WORK TO BE COMPLETED
Extract from the listing each line in which the word "Sanidad" appears.

Saved entries
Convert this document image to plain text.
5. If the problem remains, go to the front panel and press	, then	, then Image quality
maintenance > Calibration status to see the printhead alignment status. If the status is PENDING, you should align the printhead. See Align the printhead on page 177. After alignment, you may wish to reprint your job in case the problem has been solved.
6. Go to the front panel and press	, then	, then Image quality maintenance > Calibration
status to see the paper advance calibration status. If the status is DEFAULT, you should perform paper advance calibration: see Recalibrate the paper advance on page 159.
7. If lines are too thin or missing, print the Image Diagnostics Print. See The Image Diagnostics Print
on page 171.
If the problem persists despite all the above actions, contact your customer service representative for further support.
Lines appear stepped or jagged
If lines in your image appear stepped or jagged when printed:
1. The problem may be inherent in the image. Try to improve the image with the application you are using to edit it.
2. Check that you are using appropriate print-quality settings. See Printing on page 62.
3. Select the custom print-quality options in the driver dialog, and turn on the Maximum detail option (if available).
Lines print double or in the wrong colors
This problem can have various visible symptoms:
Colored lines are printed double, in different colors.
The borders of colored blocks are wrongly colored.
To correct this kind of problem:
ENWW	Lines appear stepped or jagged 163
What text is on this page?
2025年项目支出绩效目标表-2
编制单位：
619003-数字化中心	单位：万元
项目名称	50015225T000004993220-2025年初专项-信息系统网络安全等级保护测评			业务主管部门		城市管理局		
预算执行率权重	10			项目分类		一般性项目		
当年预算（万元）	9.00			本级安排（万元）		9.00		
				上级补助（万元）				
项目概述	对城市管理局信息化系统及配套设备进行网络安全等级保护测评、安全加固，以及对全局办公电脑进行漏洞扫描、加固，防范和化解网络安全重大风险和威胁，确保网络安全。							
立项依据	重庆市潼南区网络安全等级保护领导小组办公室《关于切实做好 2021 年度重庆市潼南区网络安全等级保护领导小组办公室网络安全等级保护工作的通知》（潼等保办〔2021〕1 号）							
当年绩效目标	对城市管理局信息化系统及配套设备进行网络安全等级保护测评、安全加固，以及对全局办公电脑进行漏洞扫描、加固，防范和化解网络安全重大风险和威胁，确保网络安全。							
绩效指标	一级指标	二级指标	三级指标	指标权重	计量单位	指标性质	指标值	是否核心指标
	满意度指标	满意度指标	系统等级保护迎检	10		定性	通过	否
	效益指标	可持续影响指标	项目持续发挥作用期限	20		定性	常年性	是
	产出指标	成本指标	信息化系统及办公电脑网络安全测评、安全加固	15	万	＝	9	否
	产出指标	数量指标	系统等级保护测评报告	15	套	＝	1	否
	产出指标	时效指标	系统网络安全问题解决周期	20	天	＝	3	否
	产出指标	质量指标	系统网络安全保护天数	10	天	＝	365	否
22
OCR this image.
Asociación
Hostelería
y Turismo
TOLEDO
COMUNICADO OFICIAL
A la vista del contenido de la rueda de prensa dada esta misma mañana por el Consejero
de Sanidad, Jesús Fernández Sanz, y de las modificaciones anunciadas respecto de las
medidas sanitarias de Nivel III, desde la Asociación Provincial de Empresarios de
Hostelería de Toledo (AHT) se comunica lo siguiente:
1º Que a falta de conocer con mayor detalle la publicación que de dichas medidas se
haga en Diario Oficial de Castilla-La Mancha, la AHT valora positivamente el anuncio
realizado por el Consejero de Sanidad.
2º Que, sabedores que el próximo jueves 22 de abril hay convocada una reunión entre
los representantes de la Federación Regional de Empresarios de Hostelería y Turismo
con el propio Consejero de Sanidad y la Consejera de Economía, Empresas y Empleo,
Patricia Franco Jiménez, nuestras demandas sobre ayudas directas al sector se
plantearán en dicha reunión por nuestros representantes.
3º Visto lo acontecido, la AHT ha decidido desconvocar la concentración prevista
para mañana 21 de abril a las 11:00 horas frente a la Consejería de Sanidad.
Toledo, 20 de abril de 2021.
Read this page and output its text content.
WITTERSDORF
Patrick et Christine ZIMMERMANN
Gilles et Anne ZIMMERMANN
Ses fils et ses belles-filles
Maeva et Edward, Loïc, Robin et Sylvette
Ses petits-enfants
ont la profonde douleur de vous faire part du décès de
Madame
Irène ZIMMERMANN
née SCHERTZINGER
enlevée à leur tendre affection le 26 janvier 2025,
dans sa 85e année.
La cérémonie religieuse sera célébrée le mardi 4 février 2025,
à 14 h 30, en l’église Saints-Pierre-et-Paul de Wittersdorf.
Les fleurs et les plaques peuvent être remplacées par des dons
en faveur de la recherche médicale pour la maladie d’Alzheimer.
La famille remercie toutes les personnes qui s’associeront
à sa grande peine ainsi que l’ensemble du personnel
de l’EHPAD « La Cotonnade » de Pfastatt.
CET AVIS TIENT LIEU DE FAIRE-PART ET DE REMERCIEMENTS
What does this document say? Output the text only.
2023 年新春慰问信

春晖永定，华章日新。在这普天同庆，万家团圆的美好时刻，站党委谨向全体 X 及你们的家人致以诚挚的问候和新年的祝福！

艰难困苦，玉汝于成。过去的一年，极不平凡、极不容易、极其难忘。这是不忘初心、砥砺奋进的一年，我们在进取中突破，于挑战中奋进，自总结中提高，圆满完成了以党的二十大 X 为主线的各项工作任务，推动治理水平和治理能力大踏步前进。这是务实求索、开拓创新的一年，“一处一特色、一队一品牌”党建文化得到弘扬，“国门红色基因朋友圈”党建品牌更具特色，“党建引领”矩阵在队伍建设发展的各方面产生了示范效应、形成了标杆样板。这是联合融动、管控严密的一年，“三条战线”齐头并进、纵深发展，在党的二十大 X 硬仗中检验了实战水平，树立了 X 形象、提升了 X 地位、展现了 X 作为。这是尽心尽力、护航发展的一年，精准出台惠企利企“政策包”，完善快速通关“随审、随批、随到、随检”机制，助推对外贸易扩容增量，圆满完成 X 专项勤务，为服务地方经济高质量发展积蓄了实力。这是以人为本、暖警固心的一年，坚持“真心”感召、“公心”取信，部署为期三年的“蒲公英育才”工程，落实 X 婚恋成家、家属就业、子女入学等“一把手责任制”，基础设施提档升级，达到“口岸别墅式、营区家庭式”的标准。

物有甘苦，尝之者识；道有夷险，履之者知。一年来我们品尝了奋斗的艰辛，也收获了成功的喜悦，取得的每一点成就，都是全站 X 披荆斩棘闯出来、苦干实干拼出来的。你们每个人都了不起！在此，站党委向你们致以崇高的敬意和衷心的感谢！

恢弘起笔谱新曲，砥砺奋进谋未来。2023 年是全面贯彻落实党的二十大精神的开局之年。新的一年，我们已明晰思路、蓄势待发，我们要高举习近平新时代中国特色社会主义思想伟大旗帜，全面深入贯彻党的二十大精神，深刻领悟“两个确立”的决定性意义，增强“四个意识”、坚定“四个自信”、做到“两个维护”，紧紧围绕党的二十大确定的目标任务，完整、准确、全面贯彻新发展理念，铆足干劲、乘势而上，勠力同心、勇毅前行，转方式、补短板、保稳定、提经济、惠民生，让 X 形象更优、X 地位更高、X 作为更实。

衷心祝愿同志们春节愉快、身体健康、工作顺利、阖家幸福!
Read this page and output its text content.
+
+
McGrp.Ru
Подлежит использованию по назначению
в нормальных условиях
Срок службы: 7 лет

ANSWER TO THIS PROBLEM
de Sanidad, Jesús Fernández Sanz, y de las modificaciones anunciadas respecto de las
realizado por el Consejero de Sanidad.
con el propio Consejero de Sanidad y la Consejera de Economía, Empresas y Empleo,
para mañana 21 de abril a las 11:00 horas frente a la Consejería de Sanidad.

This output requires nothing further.